▶ **Aim**
Each entry below should be reproduced character for character.

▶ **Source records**
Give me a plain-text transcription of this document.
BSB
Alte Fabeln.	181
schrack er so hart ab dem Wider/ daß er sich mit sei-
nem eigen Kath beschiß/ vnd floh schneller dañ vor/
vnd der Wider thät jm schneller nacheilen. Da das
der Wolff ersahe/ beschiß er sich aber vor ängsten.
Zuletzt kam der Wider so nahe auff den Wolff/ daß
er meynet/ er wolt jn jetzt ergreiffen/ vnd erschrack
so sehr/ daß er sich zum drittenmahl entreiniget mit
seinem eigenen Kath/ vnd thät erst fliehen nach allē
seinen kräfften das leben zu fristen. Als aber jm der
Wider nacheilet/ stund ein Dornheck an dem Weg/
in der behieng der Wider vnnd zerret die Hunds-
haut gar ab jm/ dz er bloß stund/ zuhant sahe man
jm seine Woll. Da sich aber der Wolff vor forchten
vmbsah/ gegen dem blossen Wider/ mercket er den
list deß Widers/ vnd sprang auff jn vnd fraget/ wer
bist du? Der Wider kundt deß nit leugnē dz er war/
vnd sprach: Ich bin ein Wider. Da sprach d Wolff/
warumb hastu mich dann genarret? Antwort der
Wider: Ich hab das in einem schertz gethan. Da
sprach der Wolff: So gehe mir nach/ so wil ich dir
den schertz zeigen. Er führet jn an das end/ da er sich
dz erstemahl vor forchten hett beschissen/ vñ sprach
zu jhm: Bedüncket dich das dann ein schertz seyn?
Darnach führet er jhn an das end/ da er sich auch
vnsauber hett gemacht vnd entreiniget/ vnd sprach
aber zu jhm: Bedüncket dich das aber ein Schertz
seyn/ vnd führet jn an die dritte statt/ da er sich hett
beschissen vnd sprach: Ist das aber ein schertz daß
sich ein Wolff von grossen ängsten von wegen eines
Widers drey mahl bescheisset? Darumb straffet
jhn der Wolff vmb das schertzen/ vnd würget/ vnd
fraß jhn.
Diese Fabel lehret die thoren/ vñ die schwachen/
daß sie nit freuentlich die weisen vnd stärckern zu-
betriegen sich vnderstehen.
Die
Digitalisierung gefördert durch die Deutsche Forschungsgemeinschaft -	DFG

▶ **In response**
Give me a plain-text transcription of this document.
BSB
Alte Fabeln.	181
schrack er so hart ab dem Wider/ daß er sich mit sei-
nem eigen Kath beschiß/ vnd floh schneller dañ vor/
vnd der Wider thät jm schneller nacheilen. Da das
der Wolff ersahe/ beschiß er sich aber vor ängsten.
Zuletzt kam der Wider so nahe auff den Wolff/ daß
er meynet/ er wolt jn jetzt ergreiffen/ vnd erschrack
so sehr/ daß er sich zum drittenmahl entreiniget mit
seinem eigenen Kath/ vnd thät erst fliehen nach allē
seinen kräfften das leben zu fristen. Als aber jm der
Wider nacheilet/ stund ein Dornheck an dem Weg/
in der behieng der Wider vnnd zerret die Hunds-
haut gar ab jm/ dz er bloß stund/ zuhant sahe man
jm seine Woll. Da sich aber der Wolff vor forchten
vmbsah/ gegen dem blossen Wider/ mercket er den
list deß Widers/ vnd sprang auff jn vnd fraget/ wer
bist du? Der Wider kundt deß nit leugnē dz er war/
vnd sprach: Ich bin ein Wider. Da sprach d Wolff/
warumb hastu mich dann genarret? Antwort der
Wider: Ich hab das in einem schertz gethan. Da
sprach der Wolff: So gehe mir nach/ so wil ich dir
den schertz zeigen. Er führet jn an das end/ da er sich
dz erstemahl vor forchten hett beschissen/ vñ sprach
zu jhm: Bedüncket dich das dann ein schertz seyn?
Darnach führet er jhn an das end/ da er sich auch
vnsauber hett gemacht vnd entreiniget/ vnd sprach
aber zu jhm: Bedüncket dich das aber ein Schertz
seyn/ vnd führet jn an die dritte statt/ da er sich hett
beschissen vnd sprach: Ist das aber ein schertz daß
sich ein Wolff von grossen ängsten von wegen eines
Widers drey mahl bescheisset? Darumb straffet
jhn der Wolff vmb das schertzen/ vnd würget/ vnd
fraß jhn.
Diese Fabel lehret die thoren/ vñ die schwachen/
daß sie nit freuentlich die weisen vnd stärckern zu-
betriegen sich vnderstehen.
Die
Digitalisierung gefördert durch die Deutsche Forschungsgemeinschaft -	DFG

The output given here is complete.